Stored records

▬▬▬▬▬▬▬▬▬▬

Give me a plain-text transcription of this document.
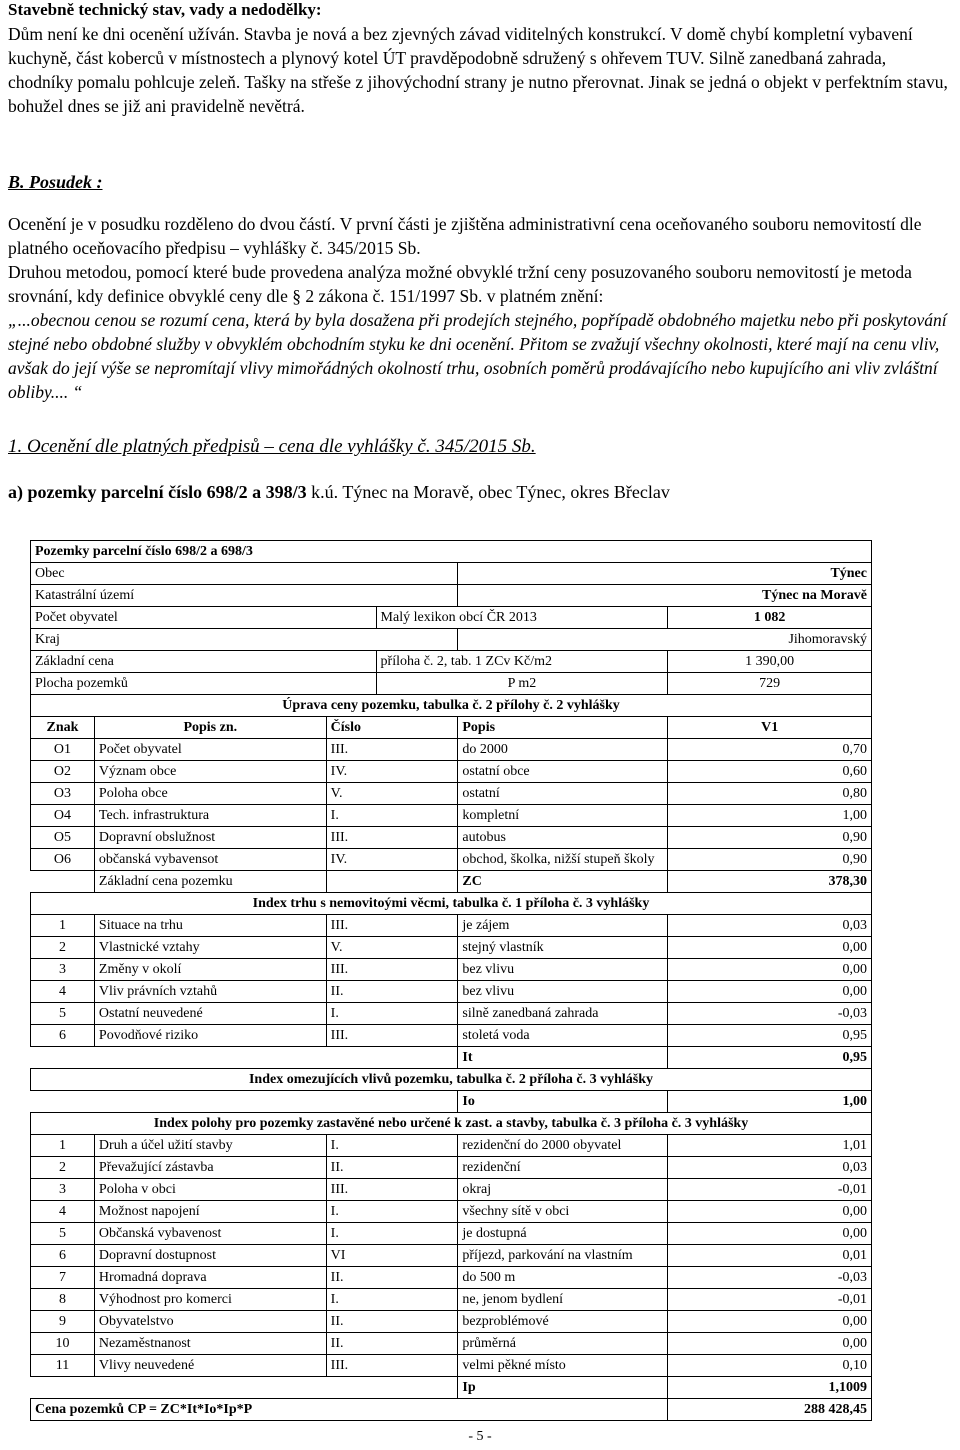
Stavebně technický stav, vady a nedodělky:
Dům není ke dni ocenění užíván. Stavba je nová a bez zjevných závad viditelných konstrukcí. V domě chybí kompletní vybavení kuchyně, část koberců v místnostech a plynový kotel ÚT pravděpodobně sdružený s ohřevem TUV. Silně zanedbaná zahrada, chodníky pomalu pohlcuje zeleň. Tašky na střeše z jihovýchodní strany je nutno přerovnat. Jinak se jedná o objekt v perfektním stavu, bohužel dnes se již ani pravidelně nevětrá.
B. Posudek :
Ocenění je v posudku rozděleno do dvou částí. V první části je zjištěna administrativní cena oceňovaného souboru nemovitostí dle platného oceňovacího předpisu – vyhlášky č. 345/2015 Sb.
Druhou metodou, pomocí které bude provedena analýza možné obvyklé tržní ceny posuzovaného souboru nemovitostí je metoda srovnání, kdy definice obvyklé ceny dle § 2 zákona č. 151/1997 Sb. v platném znění:
„...obecnou cenou se rozumí cena, která by byla dosažena při prodejích stejného, popřípadě obdobného majetku nebo při poskytování stejné nebo obdobné služby v obvyklém obchodním styku ke dni ocenění. Přitom se zvažují všechny okolnosti, které mají na cenu vliv, avšak do její výše se nepromítají vlivy mimořádných okolností trhu, osobních poměrů prodávajícího nebo kupujícího ani vliv zvláštní obliby.... “
1. Ocenění dle platných předpisů – cena dle vyhlášky č. 345/2015 Sb.
a) pozemky parcelní číslo 698/2 a 398/3 k.ú. Týnec na Moravě, obec Týnec, okres Břeclav
Pozemky parcelní číslo 698/2 a 698/3					
Obec				Týnec	
Katastrální území				Týnec na Moravě	
Počet obyvatel			Malý lexikon obcí ČR 2013		1 082
Kraj				Jihomoravský	
Základní cena			příloha č. 2, tab. 1 ZCv Kč/m2		1 390,00
Plocha pozemků			P m2		729
Úprava ceny pozemku, tabulka č. 2 přílohy č. 2 vyhlášky					
Znak	Popis zn.	Číslo		Popis	V1
O1	Počet obyvatel	III.		do 2000	0,70
O2	Význam obce	IV.		ostatní obce	0,60
O3	Poloha obce	V.		ostatní	0,80
O4	Tech. infrastruktura	I.		kompletní	1,00
O5	Dopravní obslužnost	III.		autobus	0,90
O6	občanská vybavensot	IV.		obchod, školka, nižší stupeň školy	0,90
	Základní cena pozemku			ZC	378,30
Index trhu s nemovitoými věcmi, tabulka č. 1 příloha č. 3 vyhlášky					
1	Situace na trhu	III.		je zájem	0,03
2	Vlastnické vztahy	V.		stejný vlastník	0,00
3	Změny v okolí	III.		bez vlivu	0,00
4	Vliv právních vztahů	II.		bez vlivu	0,00
5	Ostatní neuvedené	I.		silně zanedbaná zahrada	-0,03
6	Povodňové riziko	III.		stoletá voda	0,95
				It	0,95
Index omezujících vlivů pozemku, tabulka č. 2 příloha č. 3 vyhlášky					
				Io	1,00
Index polohy pro pozemky zastavěné nebo určené k zast. a stavby, tabulka č. 3 příloha č. 3 vyhlášky					
1	Druh a účel užití stavby	I.		rezidenční do 2000 obyvatel	1,01
2	Převažující zástavba	II.		rezidenční	0,03
3	Poloha v obci	III.		okraj	-0,01
4	Možnost napojení	I.		všechny sítě v obci	0,00
5	Občanská vybavenost	I.		je dostupná	0,00
6	Dopravní dostupnost	VI		příjezd, parkování na vlastním	0,01
7	Hromadná doprava	II.		do 500 m	-0,03
8	Výhodnost pro komerci	I.		ne, jenom bydlení	-0,01
9	Obyvatelstvo	II.		bezproblémové	0,00
10	Nezaměstnanost	II.		průměrná	0,00
11	Vlivy neuvedené	III.		velmi pěkné místo	0,10
				Ip	1,1009
Cena pozemků CP = ZC*It*Io*Ip*P					288 428,45
- 5 -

▬▬▬▬▬▬▬▬▬▬

# WHAT YOU HAVE TO DO
Note every line above where the string "Týnec" shows up, and copy those lines.

# SOLUTION TO THIS EXERCISE
a) pozemky parcelní číslo 698/2 a 398/3 k.ú. Týnec na Moravě, obec Týnec, okres Břeclav
Obec				Týnec	
Katastrální území				Týnec na Moravě	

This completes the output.